--- Begin Information supplied ---
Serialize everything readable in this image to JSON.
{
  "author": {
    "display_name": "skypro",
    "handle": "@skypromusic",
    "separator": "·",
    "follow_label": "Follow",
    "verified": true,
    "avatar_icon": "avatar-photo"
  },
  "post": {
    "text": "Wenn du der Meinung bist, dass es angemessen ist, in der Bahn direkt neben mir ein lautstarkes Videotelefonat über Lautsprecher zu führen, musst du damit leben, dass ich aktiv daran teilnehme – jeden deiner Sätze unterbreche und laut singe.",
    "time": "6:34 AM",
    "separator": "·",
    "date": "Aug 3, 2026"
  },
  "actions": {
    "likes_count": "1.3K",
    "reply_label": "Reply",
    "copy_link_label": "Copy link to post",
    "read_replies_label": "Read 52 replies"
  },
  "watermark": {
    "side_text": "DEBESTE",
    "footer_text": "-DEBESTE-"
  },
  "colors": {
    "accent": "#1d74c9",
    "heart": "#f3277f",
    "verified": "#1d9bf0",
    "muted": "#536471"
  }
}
--- End Information supplied ---
* [Task] Extract every record and return it verbatim.

* [Problem solution]
Serialize everything readable in this image to JSON.
{
  "author": {
    "display_name": "skypro",
    "handle": "@skypromusic",
    "separator": "·",
    "follow_label": "Follow",
    "verified": true,
    "avatar_icon": "avatar-photo"
  },
  "post": {
    "text": "Wenn du der Meinung bist, dass es angemessen ist, in der Bahn direkt neben mir ein lautstarkes Videotelefonat über Lautsprecher zu führen, musst du damit leben, dass ich aktiv daran teilnehme – jeden deiner Sätze unterbreche und laut singe.",
    "time": "6:34 AM",
    "separator": "·",
    "date": "Aug 3, 2026"
  },
  "actions": {
    "likes_count": "1.3K",
    "reply_label": "Reply",
    "copy_link_label": "Copy link to post",
    "read_replies_label": "Read 52 replies"
  },
  "watermark": {
    "side_text": "DEBESTE",
    "footer_text": "-DEBESTE-"
  },
  "colors": {
    "accent": "#1d74c9",
    "heart": "#f3277f",
    "verified": "#1d9bf0",
    "muted": "#536471"
  }
}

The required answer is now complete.